---------- Text passage

TabNet & Tabular data: Deep Learning is not all you need

진성현·2023년 11월 29일

paper_reviews

목록 보기

2/14

While working on a project in my lab, I saw that XGBoost and LightGBM outperforms any deep learning implementation. This led to the search of TabNet. But while TabNet has shown that deep learning can work well on tabular data, GBDT based models dominate the real world applications of AI. Second paper, "Tabular data: Deep Learning is not all you need" shows why this is happening.

TabNet: Attentive Interpretable Tabular Learning (19'Arxiv, 21'AAAI)

Work by Sercan O. Arık, Tomas Pfister @ Google Cloud AI

Abstract

High performance & Interpretable deep tabular data learning architecture
Sequential Attention choosing features at each decision step
Self-superivised learning for tabular data

Introduction & Backgrounds

DNNs are yet to show success in tabular data.

--------------------
---------- Collected data

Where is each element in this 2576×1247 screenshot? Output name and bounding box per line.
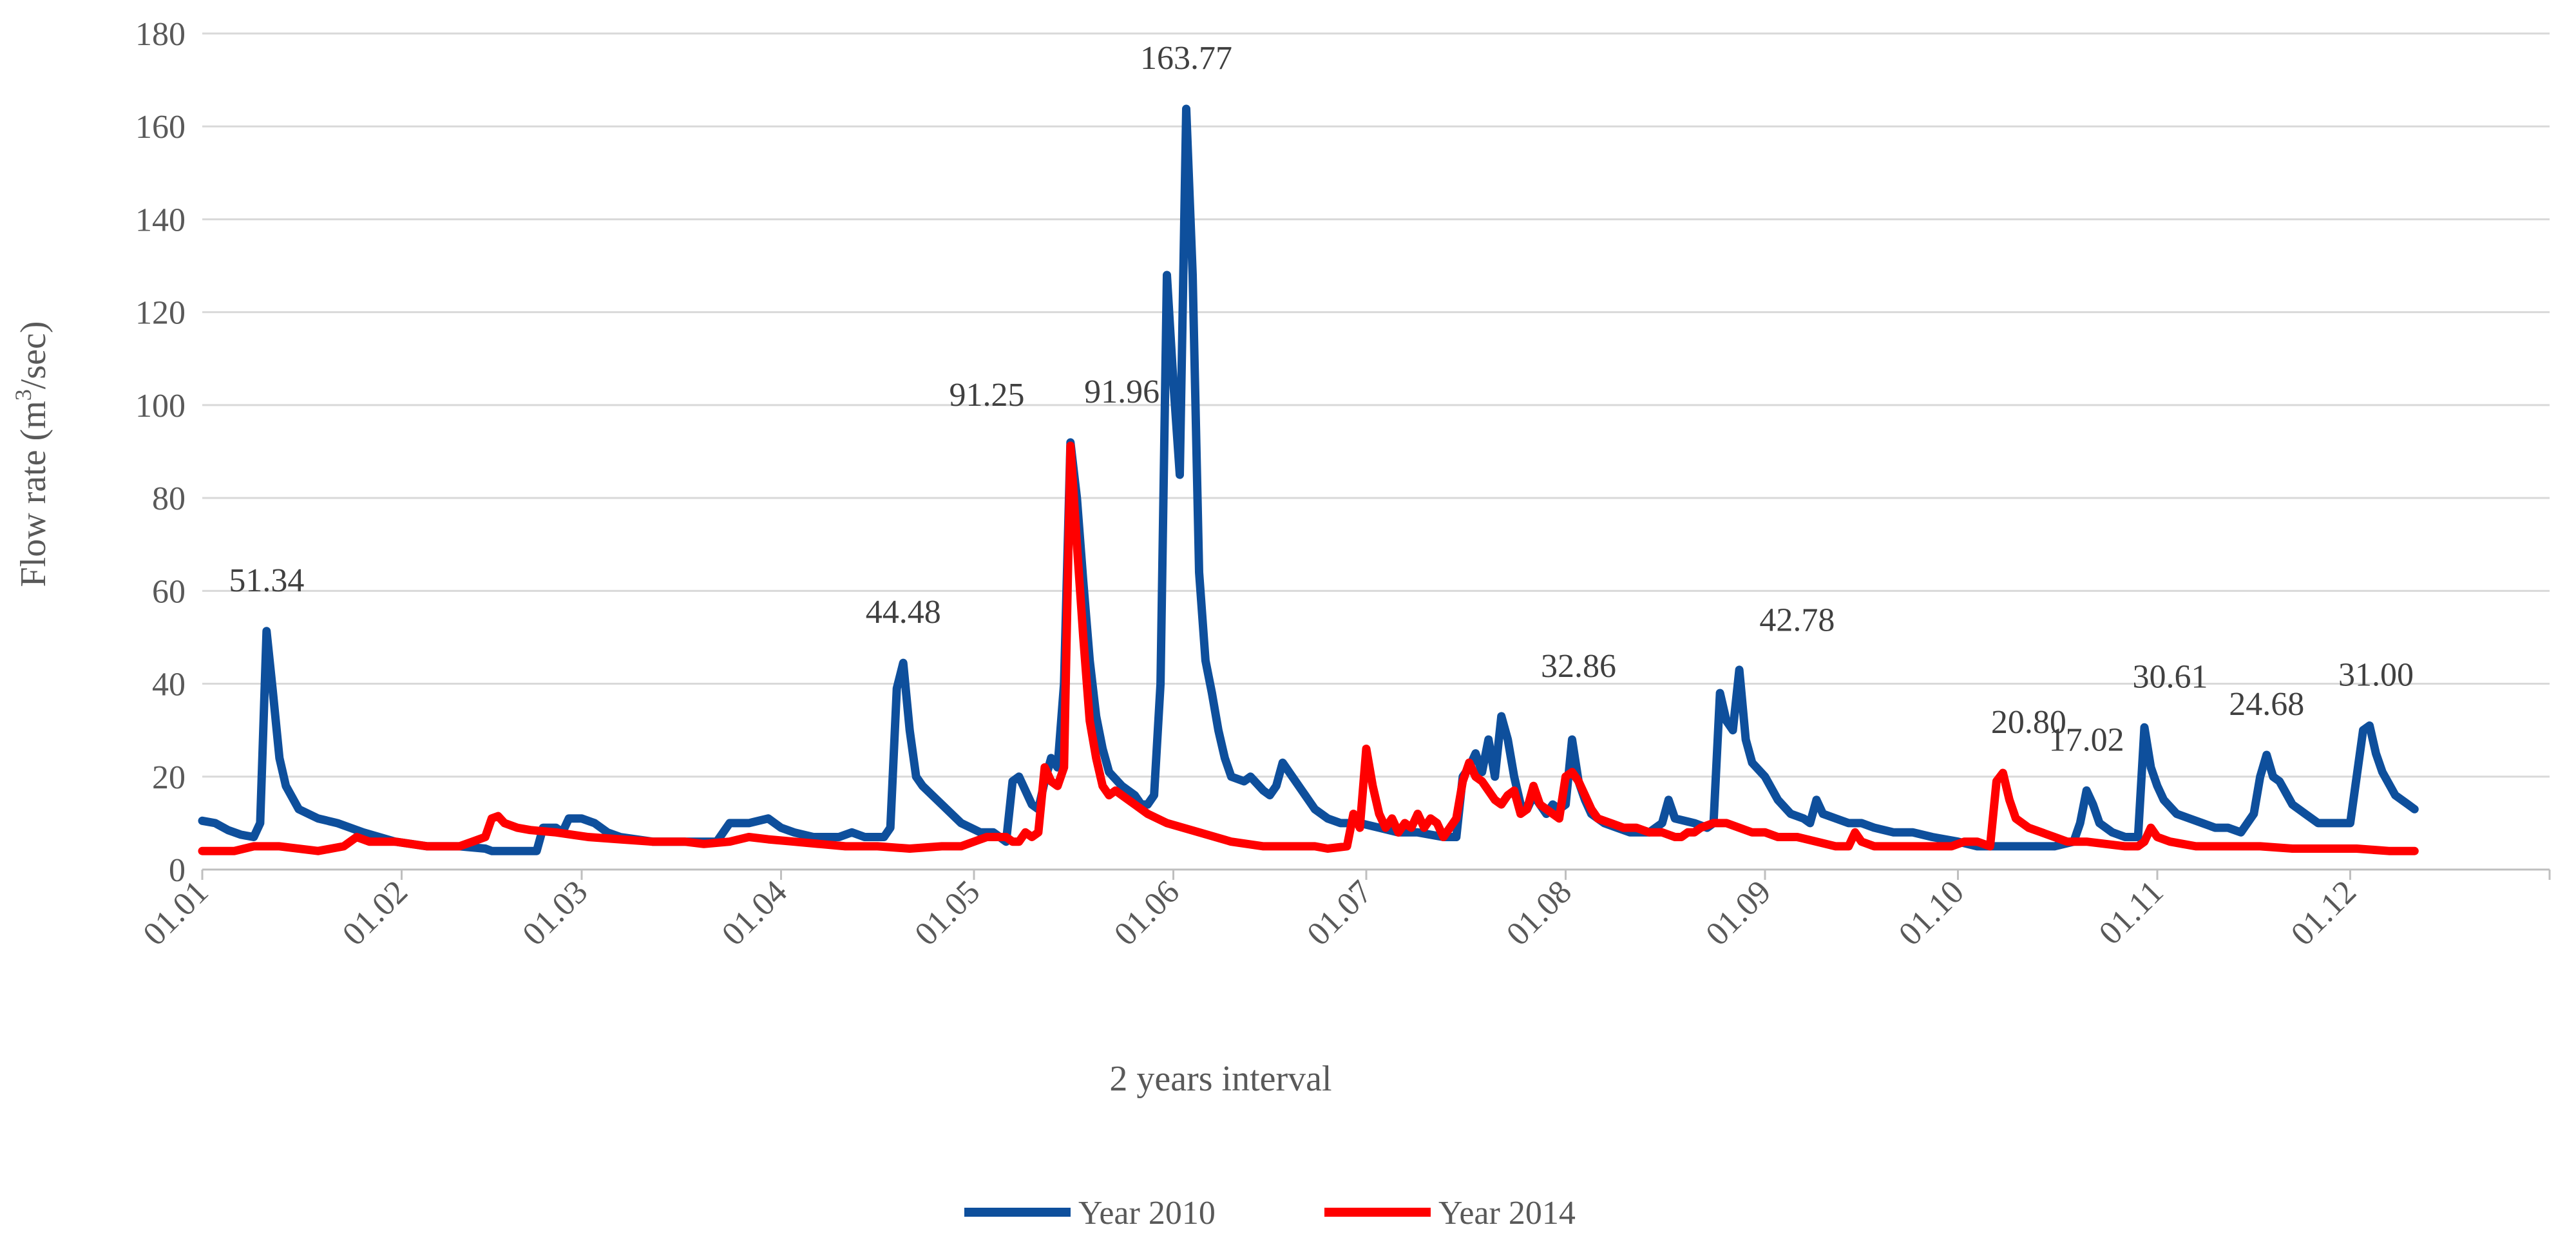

--------------------

Exercise brief: Write the next part of the TabNet review, picking up after its final sentence, "DNNs are yet to show success in tabular data." The lines have nothing to do with the TabNet review.

Exercise output:
Tabular data

Data containing categorical and numerical features

The reason DTs are better than DNNs

DT-based approaches have certain benefit
- representionally effficents for approximating hyperplane boundaries (common in tabular data)
- highly interpretable (tracking decision nodes)
- fast to train
previously-proposed DNN architectures are not well-suited
- CNNs & MLPs are overparametrized (lack of inductive bias)

The reason DNNs approach is nessasary

Scalability: Can use multiple data types like images
Alleviating the need for feature engineering
Learning from streaming data
End-to-end models allow representation learning(generative modeling, semi-supervised learning)

Tree-based learning

Ensembling to reduce varaince
Random Forests(Ho 1998), XGBoost(Chen 2016), LightGBM(Ke at al. 2017)

TabNet's main contributions

End-to-End learning
- Inputs raw data without any preprocessing
- trained using gradient descent
Interpretability
- sequential attention to choose which features to reason from at each decision step
Performance (From 1, 2)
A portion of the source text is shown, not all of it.